:: Exercise task ::
Are you able to quote each entry exactly as written?

:: Information given ::
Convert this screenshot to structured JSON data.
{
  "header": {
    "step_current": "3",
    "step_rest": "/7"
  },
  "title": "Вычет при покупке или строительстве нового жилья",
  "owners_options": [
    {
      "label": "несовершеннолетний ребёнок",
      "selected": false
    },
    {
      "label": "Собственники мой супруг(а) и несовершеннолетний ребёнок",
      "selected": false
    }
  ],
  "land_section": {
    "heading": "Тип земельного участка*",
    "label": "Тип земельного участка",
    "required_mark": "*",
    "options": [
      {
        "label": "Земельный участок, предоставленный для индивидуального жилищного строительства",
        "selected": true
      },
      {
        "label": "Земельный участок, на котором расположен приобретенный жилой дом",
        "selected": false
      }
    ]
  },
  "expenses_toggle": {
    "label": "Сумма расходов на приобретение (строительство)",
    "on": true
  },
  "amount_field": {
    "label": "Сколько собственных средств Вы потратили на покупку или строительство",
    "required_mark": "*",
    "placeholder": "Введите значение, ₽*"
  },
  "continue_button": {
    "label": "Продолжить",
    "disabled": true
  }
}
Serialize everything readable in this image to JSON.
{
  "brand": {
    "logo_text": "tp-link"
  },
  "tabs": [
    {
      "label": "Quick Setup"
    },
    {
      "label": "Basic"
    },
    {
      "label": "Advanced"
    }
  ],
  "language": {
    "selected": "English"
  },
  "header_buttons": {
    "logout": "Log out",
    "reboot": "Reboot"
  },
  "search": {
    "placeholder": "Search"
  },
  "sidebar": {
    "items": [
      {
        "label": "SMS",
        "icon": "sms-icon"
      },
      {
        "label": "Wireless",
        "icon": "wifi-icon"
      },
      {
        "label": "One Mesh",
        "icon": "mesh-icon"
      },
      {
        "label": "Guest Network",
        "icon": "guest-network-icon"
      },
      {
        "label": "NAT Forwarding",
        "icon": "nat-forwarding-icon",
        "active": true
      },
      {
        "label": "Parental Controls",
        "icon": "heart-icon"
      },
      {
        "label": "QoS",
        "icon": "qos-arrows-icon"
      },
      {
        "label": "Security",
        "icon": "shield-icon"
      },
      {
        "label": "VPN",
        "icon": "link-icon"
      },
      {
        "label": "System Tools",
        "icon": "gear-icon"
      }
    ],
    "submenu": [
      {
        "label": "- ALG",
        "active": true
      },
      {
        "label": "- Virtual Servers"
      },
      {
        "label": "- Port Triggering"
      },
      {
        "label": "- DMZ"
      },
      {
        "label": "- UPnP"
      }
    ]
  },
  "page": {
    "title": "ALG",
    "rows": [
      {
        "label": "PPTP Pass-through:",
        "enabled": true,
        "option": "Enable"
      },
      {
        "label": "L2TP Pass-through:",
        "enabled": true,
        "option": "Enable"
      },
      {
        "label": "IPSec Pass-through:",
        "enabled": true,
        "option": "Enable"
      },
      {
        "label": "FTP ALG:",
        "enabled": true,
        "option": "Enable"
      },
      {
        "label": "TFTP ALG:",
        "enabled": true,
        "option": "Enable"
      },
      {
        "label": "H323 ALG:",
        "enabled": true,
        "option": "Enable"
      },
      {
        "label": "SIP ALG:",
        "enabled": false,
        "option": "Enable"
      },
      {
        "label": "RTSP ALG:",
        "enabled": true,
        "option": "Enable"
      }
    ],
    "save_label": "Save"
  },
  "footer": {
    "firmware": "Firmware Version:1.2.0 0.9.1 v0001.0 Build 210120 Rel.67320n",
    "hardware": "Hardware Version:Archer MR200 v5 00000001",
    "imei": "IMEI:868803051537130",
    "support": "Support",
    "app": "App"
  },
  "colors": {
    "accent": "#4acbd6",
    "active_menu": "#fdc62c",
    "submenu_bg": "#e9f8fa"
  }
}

:: Worked answer ::
Convert this screenshot to structured JSON data.
{
  "header": {
    "step_current": "3",
    "step_rest": "/7"
  },
  "title": "Вычет при покупке или строительстве нового жилья",
  "owners_options": [
    {
      "label": "несовершеннолетний ребёнок",
      "selected": false
    },
    {
      "label": "Собственники мой супруг(а) и несовершеннолетний ребёнок",
      "selected": false
    }
  ],
  "land_section": {
    "heading": "Тип земельного участка*",
    "label": "Тип земельного участка",
    "required_mark": "*",
    "options": [
      {
        "label": "Земельный участок, предоставленный для индивидуального жилищного строительства",
        "selected": true
      },
      {
        "label": "Земельный участок, на котором расположен приобретенный жилой дом",
        "selected": false
      }
    ]
  },
  "expenses_toggle": {
    "label": "Сумма расходов на приобретение (строительство)",
    "on": true
  },
  "amount_field": {
    "label": "Сколько собственных средств Вы потратили на покупку или строительство",
    "required_mark": "*",
    "placeholder": "Введите значение, ₽*"
  },
  "continue_button": {
    "label": "Продолжить",
    "disabled": true
  }
}
Serialize everything readable in this image to JSON.
{
  "brand": {
    "logo_text": "tp-link"
  },
  "tabs": [
    {
      "label": "Quick Setup"
    },
    {
      "label": "Basic"
    },
    {
      "label": "Advanced"
    }
  ],
  "language": {
    "selected": "English"
  },
  "header_buttons": {
    "logout": "Log out",
    "reboot": "Reboot"
  },
  "search": {
    "placeholder": "Search"
  },
  "sidebar": {
    "items": [
      {
        "label": "SMS",
        "icon": "sms-icon"
      },
      {
        "label": "Wireless",
        "icon": "wifi-icon"
      },
      {
        "label": "One Mesh",
        "icon": "mesh-icon"
      },
      {
        "label": "Guest Network",
        "icon": "guest-network-icon"
      },
      {
        "label": "NAT Forwarding",
        "icon": "nat-forwarding-icon",
        "active": true
      },
      {
        "label": "Parental Controls",
        "icon": "heart-icon"
      },
      {
        "label": "QoS",
        "icon": "qos-arrows-icon"
      },
      {
        "label": "Security",
        "icon": "shield-icon"
      },
      {
        "label": "VPN",
        "icon": "link-icon"
      },
      {
        "label": "System Tools",
        "icon": "gear-icon"
      }
    ],
    "submenu": [
      {
        "label": "- ALG",
        "active": true
      },
      {
        "label": "- Virtual Servers"
      },
      {
        "label": "- Port Triggering"
      },
      {
        "label": "- DMZ"
      },
      {
        "label": "- UPnP"
      }
    ]
  },
  "page": {
    "title": "ALG",
    "rows": [
      {
        "label": "PPTP Pass-through:",
        "enabled": true,
        "option": "Enable"
      },
      {
        "label": "L2TP Pass-through:",
        "enabled": true,
        "option": "Enable"
      },
      {
        "label": "IPSec Pass-through:",
        "enabled": true,
        "option": "Enable"
      },
      {
        "label": "FTP ALG:",
        "enabled": true,
        "option": "Enable"
      },
      {
        "label": "TFTP ALG:",
        "enabled": true,
        "option": "Enable"
      },
      {
        "label": "H323 ALG:",
        "enabled": true,
        "option": "Enable"
      },
      {
        "label": "SIP ALG:",
        "enabled": false,
        "option": "Enable"
      },
      {
        "label": "RTSP ALG:",
        "enabled": true,
        "option": "Enable"
      }
    ],
    "save_label": "Save"
  },
  "footer": {
    "firmware": "Firmware Version:1.2.0 0.9.1 v0001.0 Build 210120 Rel.67320n",
    "hardware": "Hardware Version:Archer MR200 v5 00000001",
    "imei": "IMEI:868803051537130",
    "support": "Support",
    "app": "App"
  },
  "colors": {
    "accent": "#4acbd6",
    "active_menu": "#fdc62c",
    "submenu_bg": "#e9f8fa"
  }
}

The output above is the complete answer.